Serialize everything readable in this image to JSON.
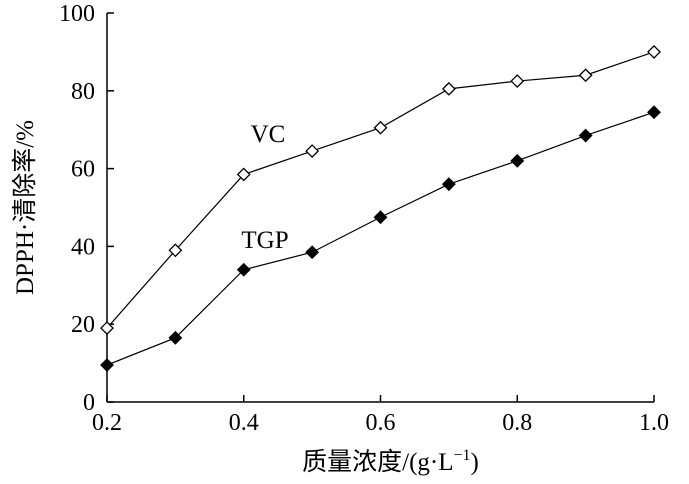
{
  "chart_data": {
    "type": "line",
    "title": "",
    "xlabel": "质量浓度/(g·L",
    "xlabel_superscript": "−1",
    "xlabel_suffix": ")",
    "ylabel": "DPPH·清除率/%",
    "xlim": [
      0.2,
      1.0
    ],
    "ylim": [
      0,
      100
    ],
    "xticks": [
      0.2,
      0.4,
      0.6,
      0.8,
      1.0
    ],
    "xtick_labels": [
      "0.2",
      "0.4",
      "0.6",
      "0.8",
      "1.0"
    ],
    "yticks": [
      0,
      20,
      40,
      60,
      80,
      100
    ],
    "ytick_labels": [
      "0",
      "20",
      "40",
      "60",
      "80",
      "100"
    ],
    "grid": false,
    "x": [
      0.2,
      0.3,
      0.4,
      0.5,
      0.6,
      0.7,
      0.8,
      0.9,
      1.0
    ],
    "series": [
      {
        "name": "VC",
        "marker": "open-diamond",
        "values": [
          19,
          39,
          58.5,
          64.5,
          70.5,
          80.5,
          82.5,
          84,
          90
        ]
      },
      {
        "name": "TGP",
        "marker": "filled-diamond",
        "values": [
          9.5,
          16.5,
          34,
          38.5,
          47.5,
          56,
          62,
          68.5,
          74.5
        ]
      }
    ]
  }
}
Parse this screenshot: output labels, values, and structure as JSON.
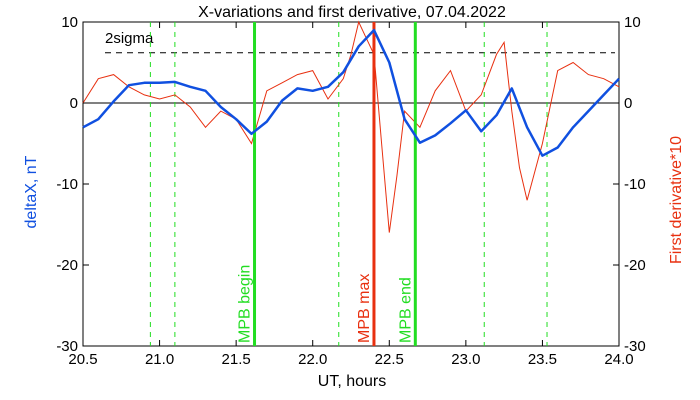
{
  "chart_data": {
    "type": "line",
    "title": "X-variations and first derivative, 07.04.2022",
    "xlabel": "UT, hours",
    "ylabel_left": "deltaX, nT",
    "ylabel_right": "First derivative*10",
    "xlim": [
      20.5,
      24.0
    ],
    "ylim": [
      -30,
      10
    ],
    "xticks": [
      "20.5",
      "21.0",
      "21.5",
      "22.0",
      "22.5",
      "23.0",
      "23.5",
      "24.0"
    ],
    "xtick_values": [
      20.5,
      21.0,
      21.5,
      22.0,
      22.5,
      23.0,
      23.5,
      24.0
    ],
    "yticks": [
      "10",
      "0",
      "-10",
      "-20",
      "-30"
    ],
    "ytick_values": [
      10,
      0,
      -10,
      -20,
      -30
    ],
    "threshold": {
      "label": "2sigma",
      "value": 6.2
    },
    "zero_line": 0,
    "dashed_markers": [
      20.94,
      21.1,
      22.17,
      23.12,
      23.53
    ],
    "event_lines": [
      {
        "label": "MPB begin",
        "x": 21.62,
        "color": "#22dd22"
      },
      {
        "label": "MPB max",
        "x": 22.4,
        "color": "#e83010"
      },
      {
        "label": "MPB end",
        "x": 22.67,
        "color": "#22dd22"
      }
    ],
    "colors": {
      "deltaX": "#1050e0",
      "derivative": "#e83010",
      "left_label": "#1050e0",
      "right_label": "#e83010",
      "dashed_markers": "#22dd22"
    },
    "series": [
      {
        "role": "deltaX",
        "x": [
          20.5,
          20.6,
          20.7,
          20.8,
          20.9,
          21.0,
          21.1,
          21.2,
          21.3,
          21.4,
          21.5,
          21.6,
          21.7,
          21.8,
          21.9,
          22.0,
          22.1,
          22.2,
          22.3,
          22.4,
          22.5,
          22.6,
          22.7,
          22.8,
          22.9,
          23.0,
          23.1,
          23.2,
          23.3,
          23.4,
          23.5,
          23.6,
          23.7,
          23.8,
          23.9,
          24.0
        ],
        "values": [
          -3.0,
          -2.0,
          0.2,
          2.2,
          2.5,
          2.5,
          2.6,
          2.0,
          1.5,
          -0.5,
          -2.0,
          -3.8,
          -2.3,
          0.3,
          1.8,
          1.5,
          2.0,
          3.8,
          7.0,
          9.0,
          5.0,
          -2.0,
          -4.9,
          -4.0,
          -2.5,
          -0.9,
          -3.5,
          -1.5,
          1.8,
          -3.0,
          -6.5,
          -5.5,
          -3.0,
          -1.0,
          1.0,
          3.0
        ]
      },
      {
        "role": "derivative",
        "x": [
          20.5,
          20.6,
          20.7,
          20.8,
          20.9,
          21.0,
          21.1,
          21.2,
          21.3,
          21.4,
          21.5,
          21.6,
          21.7,
          21.8,
          21.9,
          22.0,
          22.1,
          22.2,
          22.25,
          22.3,
          22.35,
          22.4,
          22.45,
          22.5,
          22.55,
          22.6,
          22.7,
          22.8,
          22.9,
          23.0,
          23.1,
          23.2,
          23.25,
          23.3,
          23.35,
          23.4,
          23.5,
          23.6,
          23.7,
          23.8,
          23.9,
          24.0
        ],
        "values": [
          0.0,
          3.0,
          3.5,
          2.0,
          1.0,
          0.5,
          1.0,
          -0.5,
          -3.0,
          -1.0,
          -2.0,
          -5.0,
          1.5,
          2.5,
          3.5,
          4.0,
          0.5,
          3.0,
          6.0,
          10.0,
          8.0,
          6.0,
          -5.0,
          -16.0,
          -9.0,
          -1.0,
          -3.0,
          1.5,
          4.0,
          -1.0,
          1.0,
          6.0,
          7.5,
          -1.0,
          -8.0,
          -12.0,
          -5.0,
          4.0,
          5.0,
          3.5,
          3.0,
          2.0
        ]
      }
    ]
  }
}
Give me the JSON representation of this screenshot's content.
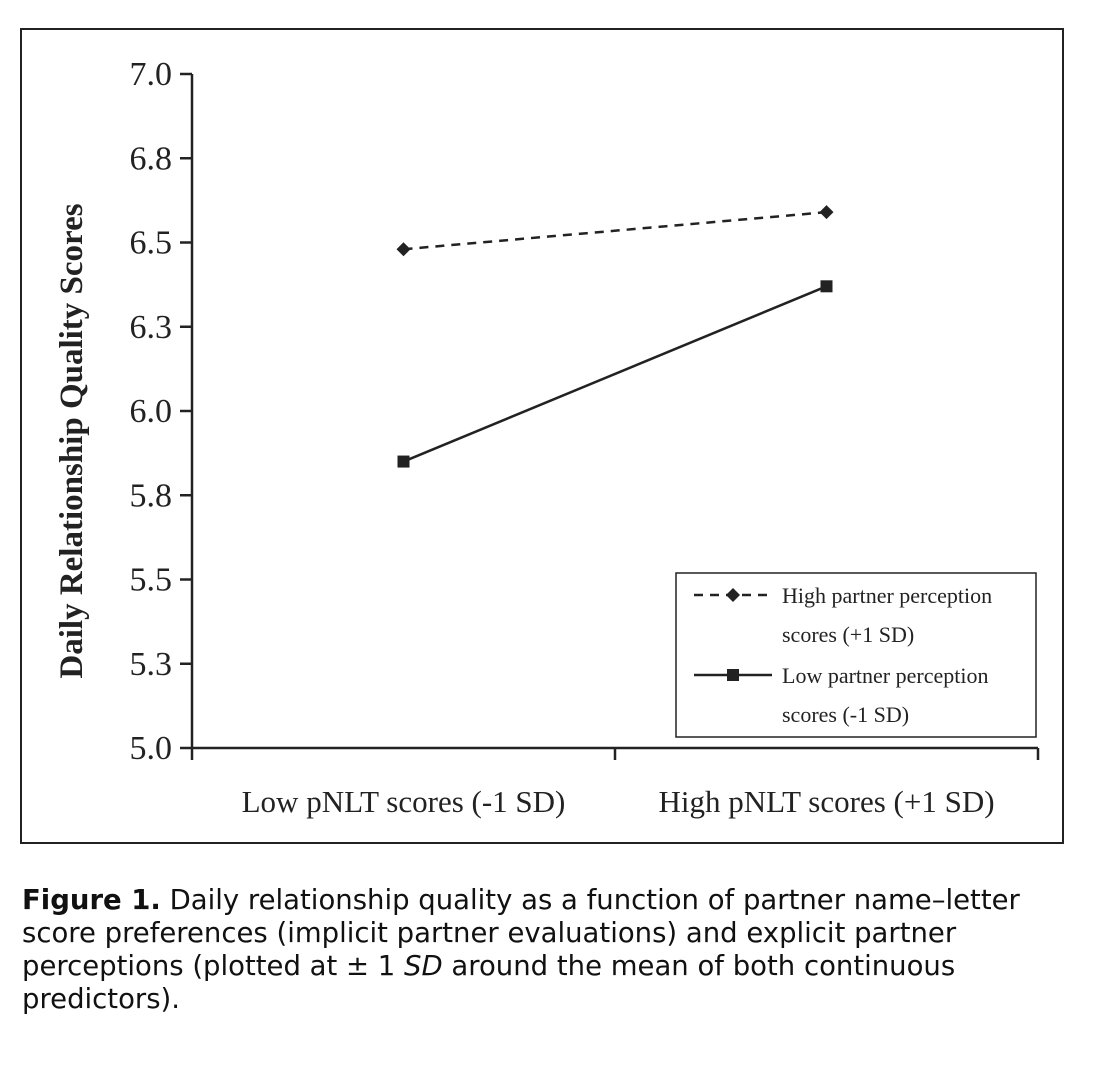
{
  "chart_data": {
    "type": "line",
    "ylabel": "Daily Relationship Quality Scores",
    "categories": [
      "Low pNLT scores (-1 SD)",
      "High pNLT scores (+1 SD)"
    ],
    "y_ticks": [
      "5.0",
      "5.3",
      "5.5",
      "5.8",
      "6.0",
      "6.3",
      "6.5",
      "6.8",
      "7.0"
    ],
    "ylim": [
      5.0,
      7.0
    ],
    "grid": false,
    "legend_position": "bottom-right",
    "series": [
      {
        "name": "High partner perception scores (+1 SD)",
        "legend_lines": [
          "High partner perception",
          "scores (+1 SD)"
        ],
        "values": [
          6.48,
          6.59
        ],
        "line_style": "dashed",
        "marker": "diamond",
        "color": "#222222"
      },
      {
        "name": "Low partner perception scores (-1 SD)",
        "legend_lines": [
          "Low partner perception",
          "scores (-1 SD)"
        ],
        "values": [
          5.85,
          6.37
        ],
        "line_style": "solid",
        "marker": "square",
        "color": "#222222"
      }
    ]
  },
  "caption": {
    "label": "Figure 1.",
    "part1": " Daily relationship quality as a function of partner name–letter score preferences (implicit partner evaluations) and explicit partner perceptions (plotted at ± 1 ",
    "sd": "SD",
    "part2": " around the mean of both continuous predictors)."
  }
}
--------
* [WHAT YOU ARE ASKED TO DO] Are you able to set down all the lines above exactly, without any pictures?

* [CORRECT ANSWER]
Serialize everything readable in this image to JSON.
{
  "chart_data": {
    "type": "line",
    "title": "",
    "xlabel": "质量浓度/(g·L",
    "xlabel_superscript": "−1",
    "xlabel_suffix": ")",
    "ylabel": "DPPH·清除率/%",
    "xlim": [
      0.2,
      1.0
    ],
    "ylim": [
      0,
      100
    ],
    "xticks": [
      0.2,
      0.4,
      0.6,
      0.8,
      1.0
    ],
    "xtick_labels": [
      "0.2",
      "0.4",
      "0.6",
      "0.8",
      "1.0"
    ],
    "yticks": [
      0,
      20,
      40,
      60,
      80,
      100
    ],
    "ytick_labels": [
      "0",
      "20",
      "40",
      "60",
      "80",
      "100"
    ],
    "grid": false,
    "x": [
      0.2,
      0.3,
      0.4,
      0.5,
      0.6,
      0.7,
      0.8,
      0.9,
      1.0
    ],
    "series": [
      {
        "name": "VC",
        "marker": "open-diamond",
        "values": [
          19,
          39,
          58.5,
          64.5,
          70.5,
          80.5,
          82.5,
          84,
          90
        ]
      },
      {
        "name": "TGP",
        "marker": "filled-diamond",
        "values": [
          9.5,
          16.5,
          34,
          38.5,
          47.5,
          56,
          62,
          68.5,
          74.5
        ]
      }
    ]
  }
}
Parse this screenshot: output labels, values, and structure as JSON.
{
  "chart_data": {
    "type": "line",
    "title": "X-variations and first derivative, 07.04.2022",
    "xlabel": "UT, hours",
    "ylabel_left": "deltaX, nT",
    "ylabel_right": "First derivative*10",
    "xlim": [
      20.5,
      24.0
    ],
    "ylim": [
      -30,
      10
    ],
    "xticks": [
      "20.5",
      "21.0",
      "21.5",
      "22.0",
      "22.5",
      "23.0",
      "23.5",
      "24.0"
    ],
    "xtick_values": [
      20.5,
      21.0,
      21.5,
      22.0,
      22.5,
      23.0,
      23.5,
      24.0
    ],
    "yticks": [
      "10",
      "0",
      "-10",
      "-20",
      "-30"
    ],
    "ytick_values": [
      10,
      0,
      -10,
      -20,
      -30
    ],
    "threshold": {
      "label": "2sigma",
      "value": 6.2
    },
    "zero_line": 0,
    "dashed_markers": [
      20.94,
      21.1,
      22.17,
      23.12,
      23.53
    ],
    "event_lines": [
      {
        "label": "MPB begin",
        "x": 21.62,
        "color": "#22dd22"
      },
      {
        "label": "MPB max",
        "x": 22.4,
        "color": "#e83010"
      },
      {
        "label": "MPB end",
        "x": 22.67,
        "color": "#22dd22"
      }
    ],
    "colors": {
      "deltaX": "#1050e0",
      "derivative": "#e83010",
      "left_label": "#1050e0",
      "right_label": "#e83010",
      "dashed_markers": "#22dd22"
    },
    "series": [
      {
        "role": "deltaX",
        "x": [
          20.5,
          20.6,
          20.7,
          20.8,
          20.9,
          21.0,
          21.1,
          21.2,
          21.3,
          21.4,
          21.5,
          21.6,
          21.7,
          21.8,
          21.9,
          22.0,
          22.1,
          22.2,
          22.3,
          22.4,
          22.5,
          22.6,
          22.7,
          22.8,
          22.9,
          23.0,
          23.1,
          23.2,
          23.3,
          23.4,
          23.5,
          23.6,
          23.7,
          23.8,
          23.9,
          24.0
        ],
        "values": [
          -3.0,
          -2.0,
          0.2,
          2.2,
          2.5,
          2.5,
          2.6,
          2.0,
          1.5,
          -0.5,
          -2.0,
          -3.8,
          -2.3,
          0.3,
          1.8,
          1.5,
          2.0,
          3.8,
          7.0,
          9.0,
          5.0,
          -2.0,
          -4.9,
          -4.0,
          -2.5,
          -0.9,
          -3.5,
          -1.5,
          1.8,
          -3.0,
          -6.5,
          -5.5,
          -3.0,
          -1.0,
          1.0,
          3.0
        ]
      },
      {
        "role": "derivative",
        "x": [
          20.5,
          20.6,
          20.7,
          20.8,
          20.9,
          21.0,
          21.1,
          21.2,
          21.3,
          21.4,
          21.5,
          21.6,
          21.7,
          21.8,
          21.9,
          22.0,
          22.1,
          22.2,
          22.25,
          22.3,
          22.35,
          22.4,
          22.45,
          22.5,
          22.55,
          22.6,
          22.7,
          22.8,
          22.9,
          23.0,
          23.1,
          23.2,
          23.25,
          23.3,
          23.35,
          23.4,
          23.5,
          23.6,
          23.7,
          23.8,
          23.9,
          24.0
        ],
        "values": [
          0.0,
          3.0,
          3.5,
          2.0,
          1.0,
          0.5,
          1.0,
          -0.5,
          -3.0,
          -1.0,
          -2.0,
          -5.0,
          1.5,
          2.5,
          3.5,
          4.0,
          0.5,
          3.0,
          6.0,
          10.0,
          8.0,
          6.0,
          -5.0,
          -16.0,
          -9.0,
          -1.0,
          -3.0,
          1.5,
          4.0,
          -1.0,
          1.0,
          6.0,
          7.5,
          -1.0,
          -8.0,
          -12.0,
          -5.0,
          4.0,
          5.0,
          3.5,
          3.0,
          2.0
        ]
      }
    ]
  }
}
Give me the JSON representation of this screenshot's content.
{
  "chart_data": {
    "type": "line",
    "ylabel": "Daily Relationship Quality Scores",
    "categories": [
      "Low pNLT scores (-1 SD)",
      "High pNLT scores (+1 SD)"
    ],
    "y_ticks": [
      "5.0",
      "5.3",
      "5.5",
      "5.8",
      "6.0",
      "6.3",
      "6.5",
      "6.8",
      "7.0"
    ],
    "ylim": [
      5.0,
      7.0
    ],
    "grid": false,
    "legend_position": "bottom-right",
    "series": [
      {
        "name": "High partner perception scores (+1 SD)",
        "legend_lines": [
          "High partner perception",
          "scores (+1 SD)"
        ],
        "values": [
          6.48,
          6.59
        ],
        "line_style": "dashed",
        "marker": "diamond",
        "color": "#222222"
      },
      {
        "name": "Low partner perception scores (-1 SD)",
        "legend_lines": [
          "Low partner perception",
          "scores (-1 SD)"
        ],
        "values": [
          5.85,
          6.37
        ],
        "line_style": "solid",
        "marker": "square",
        "color": "#222222"
      }
    ]
  },
  "caption": {
    "label": "Figure 1.",
    "part1": " Daily relationship quality as a function of partner name–letter score preferences (implicit partner evaluations) and explicit partner perceptions (plotted at ± 1 ",
    "sd": "SD",
    "part2": " around the mean of both continuous predictors)."
  }
}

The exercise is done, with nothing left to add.